[Stored records]
========================

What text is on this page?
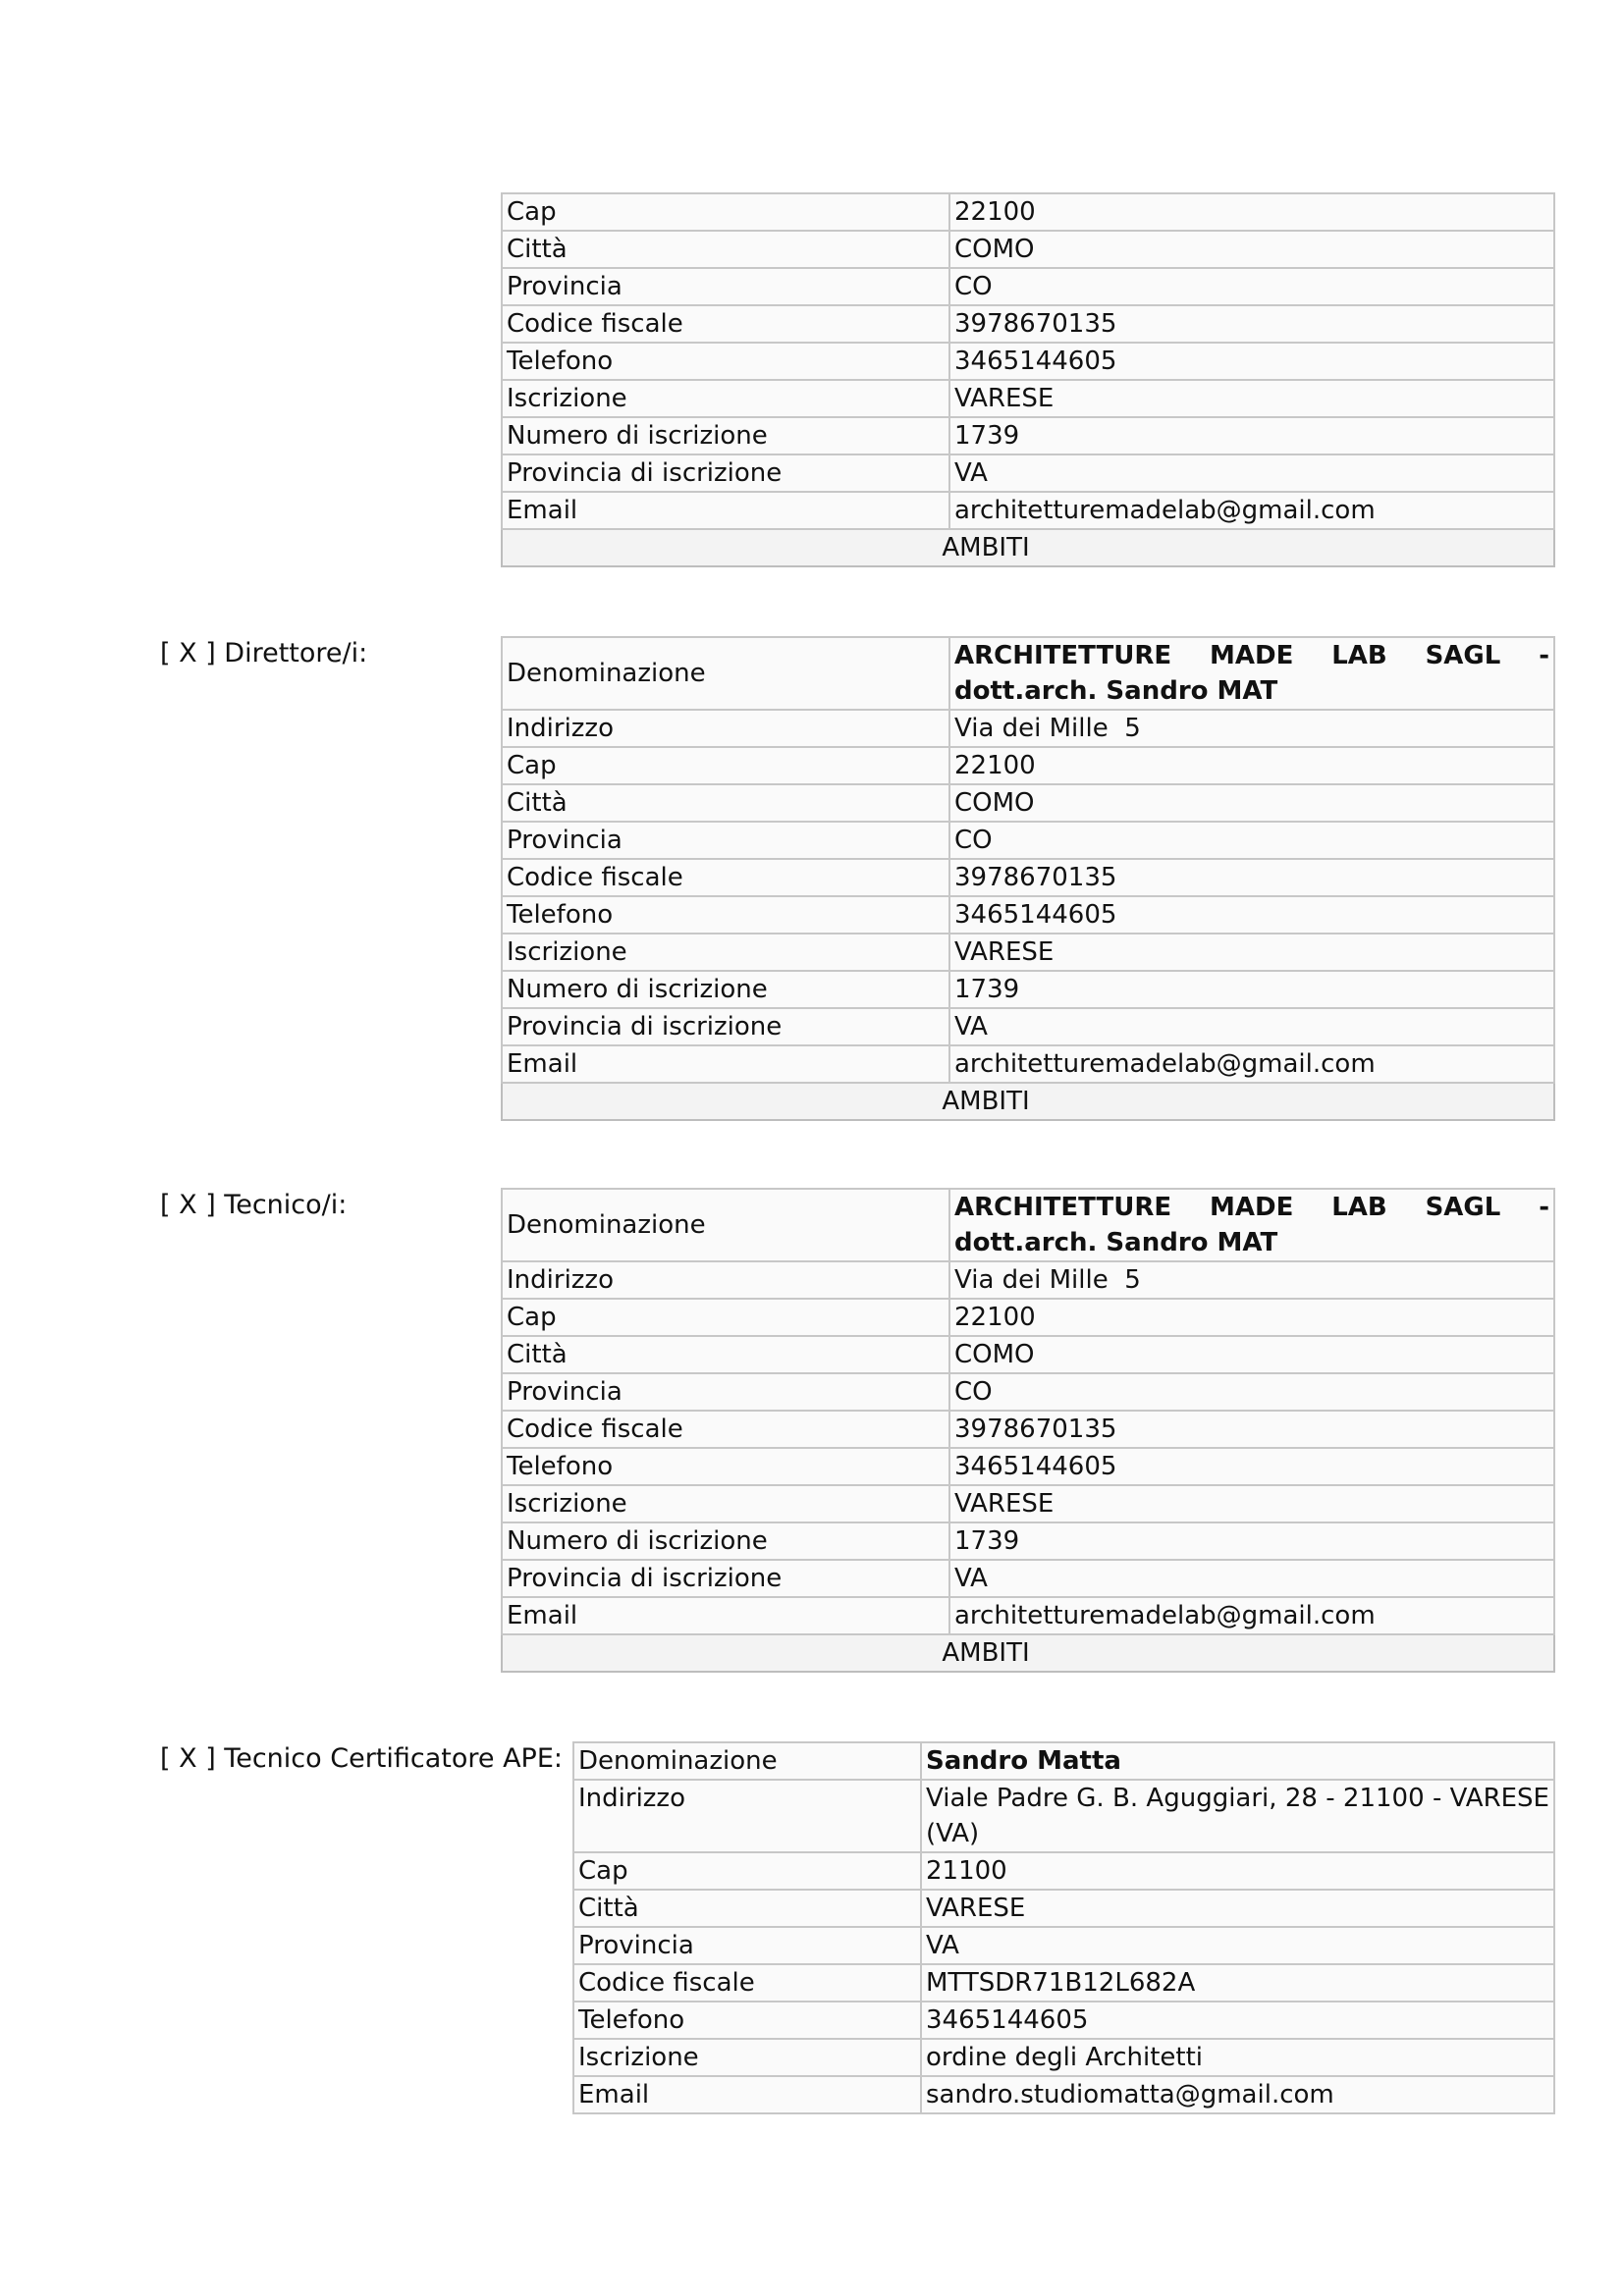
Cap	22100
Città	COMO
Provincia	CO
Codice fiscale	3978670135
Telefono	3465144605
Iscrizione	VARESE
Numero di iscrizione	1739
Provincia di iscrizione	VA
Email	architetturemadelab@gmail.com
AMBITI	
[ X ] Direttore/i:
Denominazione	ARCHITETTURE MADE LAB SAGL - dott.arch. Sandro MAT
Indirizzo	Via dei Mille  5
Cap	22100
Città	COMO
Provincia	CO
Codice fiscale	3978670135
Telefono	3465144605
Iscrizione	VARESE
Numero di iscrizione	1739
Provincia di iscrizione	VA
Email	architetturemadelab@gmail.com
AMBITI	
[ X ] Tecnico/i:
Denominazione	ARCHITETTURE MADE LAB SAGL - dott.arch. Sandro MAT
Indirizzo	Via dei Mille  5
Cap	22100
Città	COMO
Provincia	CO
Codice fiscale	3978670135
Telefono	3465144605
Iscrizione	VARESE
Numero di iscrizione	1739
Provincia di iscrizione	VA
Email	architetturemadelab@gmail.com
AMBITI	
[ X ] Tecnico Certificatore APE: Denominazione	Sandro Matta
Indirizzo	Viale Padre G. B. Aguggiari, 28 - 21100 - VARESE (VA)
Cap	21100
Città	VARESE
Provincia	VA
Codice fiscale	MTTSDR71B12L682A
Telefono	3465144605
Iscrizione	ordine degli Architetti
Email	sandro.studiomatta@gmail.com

========================

TASK GOAL: Count up every line above that has the word "Tecnico" in it; answer with the number alone.

FULL ANSWER: 2